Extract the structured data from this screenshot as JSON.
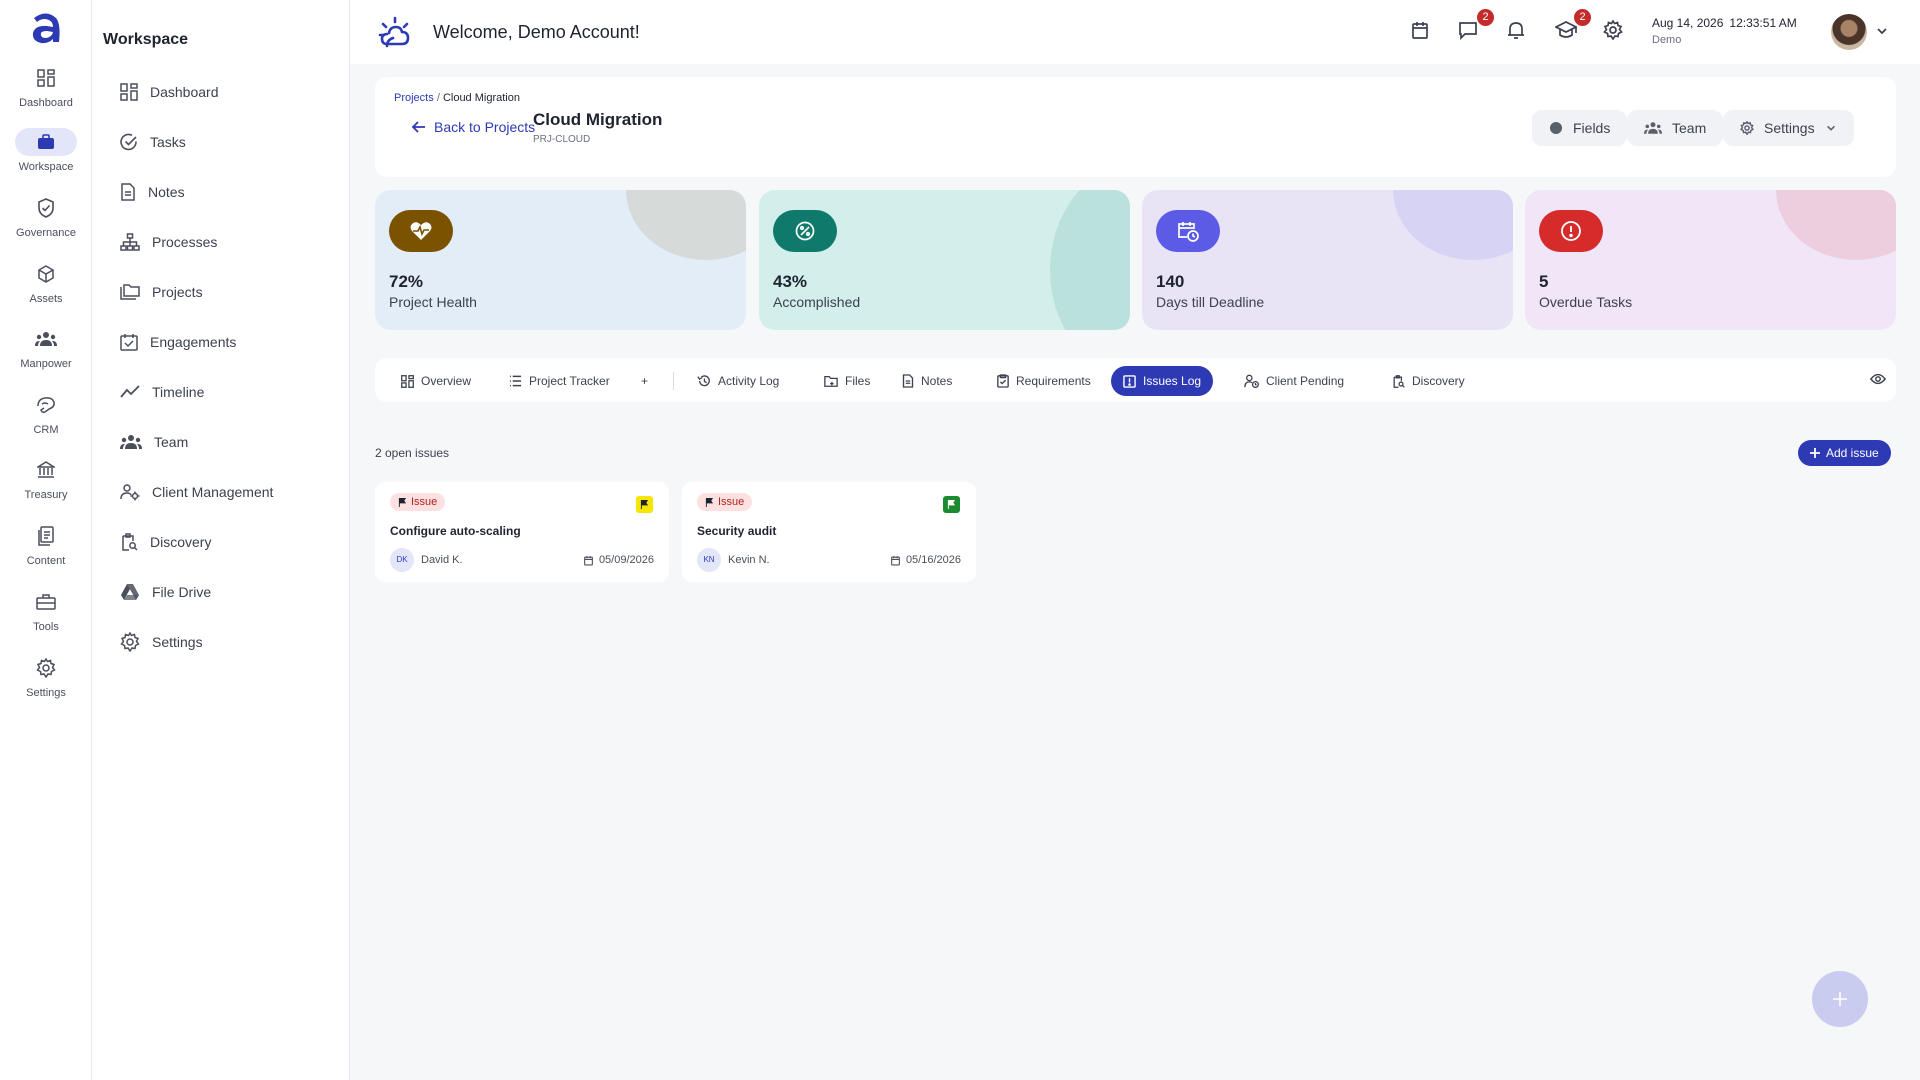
{
  "rail": {
    "items": [
      {
        "label": "Dashboard",
        "icon": "grid-icon"
      },
      {
        "label": "Workspace",
        "icon": "briefcase-icon"
      },
      {
        "label": "Governance",
        "icon": "shield-check-icon"
      },
      {
        "label": "Assets",
        "icon": "cube-icon"
      },
      {
        "label": "Manpower",
        "icon": "people-icon"
      },
      {
        "label": "CRM",
        "icon": "handshake-icon"
      },
      {
        "label": "Treasury",
        "icon": "bank-icon"
      },
      {
        "label": "Content",
        "icon": "documents-icon"
      },
      {
        "label": "Tools",
        "icon": "toolbox-icon"
      },
      {
        "label": "Settings",
        "icon": "gear-icon"
      }
    ]
  },
  "sidebar": {
    "title": "Workspace",
    "items": [
      {
        "label": "Dashboard",
        "icon": "grid-icon"
      },
      {
        "label": "Tasks",
        "icon": "check-circle-icon"
      },
      {
        "label": "Notes",
        "icon": "note-icon"
      },
      {
        "label": "Processes",
        "icon": "hierarchy-icon"
      },
      {
        "label": "Projects",
        "icon": "folders-icon"
      },
      {
        "label": "Engagements",
        "icon": "calendar-check-icon"
      },
      {
        "label": "Timeline",
        "icon": "trend-line-icon"
      },
      {
        "label": "Team",
        "icon": "people-icon"
      },
      {
        "label": "Client Management",
        "icon": "people-gear-icon"
      },
      {
        "label": "Discovery",
        "icon": "search-doc-icon"
      },
      {
        "label": "File Drive",
        "icon": "drive-icon"
      },
      {
        "label": "Settings",
        "icon": "gear-icon"
      }
    ]
  },
  "header": {
    "welcome": "Welcome, Demo Account!",
    "messages_badge": "2",
    "learning_badge": "2",
    "date": "Aug 14, 2026",
    "time": "12:33:51 AM",
    "user": "Demo"
  },
  "project": {
    "breadcrumb_parent": "Projects",
    "breadcrumb_sep": "/",
    "breadcrumb_current": "Cloud Migration",
    "back_label": "Back to Projects",
    "name": "Cloud Migration",
    "code": "PRJ-CLOUD",
    "buttons": {
      "fields": "Fields",
      "team": "Team",
      "settings": "Settings"
    }
  },
  "stats": [
    {
      "value": "72%",
      "label": "Project Health",
      "icon": "heart-pulse-icon",
      "bg": "#e3edf8",
      "accent": "#7a5200"
    },
    {
      "value": "43%",
      "label": "Accomplished",
      "icon": "percent-icon",
      "bg": "#d3efec",
      "accent": "#0f7a6c"
    },
    {
      "value": "140",
      "label": "Days till Deadline",
      "icon": "calendar-clock-icon",
      "bg": "#e8e4f6",
      "accent": "#5b5be6"
    },
    {
      "value": "5",
      "label": "Overdue Tasks",
      "icon": "alert-icon",
      "bg": "#f1e5f8",
      "accent": "#d52b2b"
    }
  ],
  "tabs": [
    {
      "label": "Overview",
      "icon": "grid-icon"
    },
    {
      "label": "Project Tracker",
      "icon": "list-icon"
    },
    {
      "label": "+",
      "icon": ""
    },
    {
      "label": "Activity Log",
      "icon": "history-icon"
    },
    {
      "label": "Files",
      "icon": "files-icon"
    },
    {
      "label": "Notes",
      "icon": "note-icon"
    },
    {
      "label": "Requirements",
      "icon": "clipboard-check-icon"
    },
    {
      "label": "Issues Log",
      "icon": "issue-icon",
      "active": true
    },
    {
      "label": "Client Pending",
      "icon": "person-clock-icon"
    },
    {
      "label": "Discovery",
      "icon": "search-doc-icon"
    }
  ],
  "issues_summary": "2 open issues",
  "add_issue_label": "Add issue",
  "issues": [
    {
      "type": "Issue",
      "title": "Configure auto-scaling",
      "initials": "DK",
      "assignee": "David K.",
      "due": "05/09/2026",
      "flag_color": "#f6e600"
    },
    {
      "type": "Issue",
      "title": "Security audit",
      "initials": "KN",
      "assignee": "Kevin N.",
      "due": "05/16/2026",
      "flag_color": "#1c8a2e"
    }
  ],
  "colors": {
    "primary": "#2e3ab4",
    "badge": "#c42b2b"
  }
}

━━━━━━━━━━━━━━━━━━━━━━━━━━━━━━

### YOUR INSTRUCTIONS
Show, from the listing above, each line that contains the word "Projects".

### FINISHED TASK
        "label": "Projects",
    "breadcrumb_parent": "Projects",
    "back_label": "Back to Projects",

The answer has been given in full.